#### Provided text ####

Following Table 1 shows the cooling time of the injection molding assembly from the start of supplying the aforementioned cooling liquid after pressurizing the molten resin to ejection of a molded product when a minus lens and a plus lens are molded. The cooling time is divided into groups according to lens power (diopter) (spherical power) and astigmatic power. Especially in the minus lens, the grouping is based on the value of the sum of the spherical power and the astigmatic power. The lens spherical power is indicated in a vertical axis and the astigmatic power is indicated in a horizontal axis. A three-digit number in the Table 1 indicates a cooling time (second).

TABLE 1

As can be seen from FIG. 13(A) and (B), the increase of lens power in a minus lens means that a thickness of the peripheral portion T2 becomes much larger than the thickness of the central portion T1. Also, the increase of lens power in a plus lens means that a thickness of the central portion T4 becomes much larger than that of the peripheral portion T5. As shown in Table 1, the more a lens power increases, the longer a cooling time is made in both the minus lens and the plus lens. When a lens power increases, through surface area of the cavity in the injection molding assembly does not substantially changes, the volume of a lens, that is, the amount of the molten resin filled in the cavity 22 increases. Accordingly, the cooling time is lengthened in proportion to the increase of the lens power, thereby gradually cooling the whole molten resin in the cavity 22 uniformly to a predetermined temperature (the temperature for ejecting the molded product). Consequently, a high-precision and high-quality plastic spectacle lens with little heat distortion, little shrinkage deformation and the like can be obtained.

The cooling time of the injection molding assembly is lengthened in proportion to the increase of the lens power also in molding a semi-finished lens.

As can be seen from a comparison of graphs of FIG. 13(A) and (B), a minus lens with the time from pressurization of molten resin to ejection of the molded product is made longer for minus lens having greater lens power in a minus lens with a smaller power even when the minus lenses have substantially the same surface area in the cavity, thereby lengthening a cooling time of the injection molding assembly. When a lens having larger thickness of a peripheral portion than the thickness of a central portion is molded, the temperature of the lower mold insert is lowered below the temperature of the upper mold insert and a cooling time of the injection molding assembly is lengthened as shown in FIG. 13(A) and (B), which prevents the lens from bending at the central portion so as to enable high insert transfer precision and also prevents heat distortion, thus making a high-quality lens.

As described above, the thickness of peripheral portions T2 and T3 of a minus lens and the thickness of peripheral portions T5 and T6 of a plus lens respectively, show the thickness of two points which are 90 degrees apart in a circumferential direction. The increase of difference between T2 and T3, and between T5 and T6 leads to the increase of astigmatic power. Even in spectacle lenses with the same lens power, the volume of lens becomes larger and more molten resin is filled in the cavity 22 when an astigmatic power is made larger.

In the molding lenses with the same lens power, the larger the astigmatic power becomes, the longer the cooling time is made as shown in Table 1. Accordingly, the whole molten resin filled in the cavity 22 can be uniformly cooled to a predetermined temperature in the same manner as molding glass-lenses with different powers, thus making a high-precision and high-quality spectacle lens.

####

* _Tasks to perform_
**A)** Transcribe the lens-molding text from "As can be seen from a" up to and including "a high-quality lens.".
**B)** List every thickness label that the lens-molding text uses, and give the portion and lens type it refers to.
Work from the lens-molding text alone.

#### Dataset excerpts ####

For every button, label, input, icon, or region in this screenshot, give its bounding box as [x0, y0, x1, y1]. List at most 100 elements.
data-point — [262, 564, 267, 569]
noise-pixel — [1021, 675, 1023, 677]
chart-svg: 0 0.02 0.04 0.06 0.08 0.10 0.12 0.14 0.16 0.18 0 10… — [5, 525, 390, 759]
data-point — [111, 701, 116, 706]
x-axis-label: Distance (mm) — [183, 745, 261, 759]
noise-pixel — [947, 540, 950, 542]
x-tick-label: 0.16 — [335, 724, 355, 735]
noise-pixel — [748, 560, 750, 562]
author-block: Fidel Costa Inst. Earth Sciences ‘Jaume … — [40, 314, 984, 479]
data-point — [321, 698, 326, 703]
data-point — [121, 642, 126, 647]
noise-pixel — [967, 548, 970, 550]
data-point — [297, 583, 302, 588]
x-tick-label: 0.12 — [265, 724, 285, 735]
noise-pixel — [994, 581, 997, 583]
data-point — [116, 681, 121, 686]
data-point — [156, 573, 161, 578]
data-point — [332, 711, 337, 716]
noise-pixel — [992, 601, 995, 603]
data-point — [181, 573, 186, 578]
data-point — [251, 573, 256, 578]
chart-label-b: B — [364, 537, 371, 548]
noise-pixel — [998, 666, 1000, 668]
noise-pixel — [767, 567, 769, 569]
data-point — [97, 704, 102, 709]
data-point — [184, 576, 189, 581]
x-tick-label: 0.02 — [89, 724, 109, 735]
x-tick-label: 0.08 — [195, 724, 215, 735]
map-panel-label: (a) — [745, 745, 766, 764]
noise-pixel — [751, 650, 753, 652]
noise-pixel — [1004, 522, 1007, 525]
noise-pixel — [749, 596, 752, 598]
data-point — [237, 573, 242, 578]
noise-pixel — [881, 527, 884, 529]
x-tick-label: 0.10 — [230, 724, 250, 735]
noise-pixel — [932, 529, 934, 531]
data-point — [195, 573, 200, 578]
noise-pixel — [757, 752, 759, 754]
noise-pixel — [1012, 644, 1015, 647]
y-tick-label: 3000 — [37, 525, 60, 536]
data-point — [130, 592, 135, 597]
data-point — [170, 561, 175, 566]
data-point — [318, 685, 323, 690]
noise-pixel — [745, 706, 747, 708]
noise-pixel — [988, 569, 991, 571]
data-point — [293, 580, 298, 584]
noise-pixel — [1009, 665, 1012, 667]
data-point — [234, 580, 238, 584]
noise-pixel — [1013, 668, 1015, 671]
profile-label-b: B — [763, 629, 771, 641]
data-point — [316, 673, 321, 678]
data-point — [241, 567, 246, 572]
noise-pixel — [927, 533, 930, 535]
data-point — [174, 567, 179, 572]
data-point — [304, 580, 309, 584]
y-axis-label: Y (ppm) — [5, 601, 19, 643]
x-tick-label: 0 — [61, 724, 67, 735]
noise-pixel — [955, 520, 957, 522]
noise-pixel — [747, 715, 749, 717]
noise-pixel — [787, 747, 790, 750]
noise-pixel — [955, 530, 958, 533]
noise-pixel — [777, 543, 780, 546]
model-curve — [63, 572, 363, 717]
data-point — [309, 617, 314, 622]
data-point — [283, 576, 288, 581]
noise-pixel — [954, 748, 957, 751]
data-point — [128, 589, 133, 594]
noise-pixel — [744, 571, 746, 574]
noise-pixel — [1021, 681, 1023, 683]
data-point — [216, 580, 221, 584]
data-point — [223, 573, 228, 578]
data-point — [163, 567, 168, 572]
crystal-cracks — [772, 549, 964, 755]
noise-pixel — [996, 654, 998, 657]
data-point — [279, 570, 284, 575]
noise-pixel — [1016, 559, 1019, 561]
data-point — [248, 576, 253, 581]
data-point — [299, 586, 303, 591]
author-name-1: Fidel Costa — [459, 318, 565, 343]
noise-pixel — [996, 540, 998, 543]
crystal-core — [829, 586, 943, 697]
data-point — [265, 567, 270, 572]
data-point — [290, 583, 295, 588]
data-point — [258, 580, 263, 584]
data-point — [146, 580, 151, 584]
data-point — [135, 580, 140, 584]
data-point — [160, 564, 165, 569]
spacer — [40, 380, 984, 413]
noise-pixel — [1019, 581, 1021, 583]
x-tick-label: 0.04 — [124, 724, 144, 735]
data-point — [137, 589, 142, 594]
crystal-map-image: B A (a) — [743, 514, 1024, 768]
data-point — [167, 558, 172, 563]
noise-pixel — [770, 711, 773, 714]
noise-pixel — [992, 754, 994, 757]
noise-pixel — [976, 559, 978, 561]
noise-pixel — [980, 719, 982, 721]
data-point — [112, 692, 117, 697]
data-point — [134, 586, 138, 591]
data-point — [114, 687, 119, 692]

####

* _Solution set_
**A)**
As can be seen from a comparison of graphs of FIG. 13(A) and (B), a minus lens with the time from pressurization of molten resin to ejection of the molded product is made longer for minus lens having greater lens power in a minus lens with a smaller power even when the minus lenses have substantially the same surface area in the cavity, thereby lengthening a cooling time of the injection molding assembly. When a lens having larger thickness of a peripheral portion than the thickness of a central portion is molded, the temperature of the lower mold insert is lowered below the temperature of the upper mold insert and a cooling time of the injection molding assembly is lengthened as shown in FIG. 13(A) and (B), which prevents the lens from bending at the central portion so as to enable high insert transfer precision and also prevents heat distortion, thus making a high-quality lens.

**B)**
- T1: the central portion of a minus lens
- T2: a peripheral portion of a minus lens
- T3: a peripheral portion of a minus lens, 90 degrees from T2 in a circumferential direction
- T4: the central portion of a plus lens
- T5: a peripheral portion of a plus lens
- T6: a peripheral portion of a plus lens, 90 degrees from T5 in a circumferential direction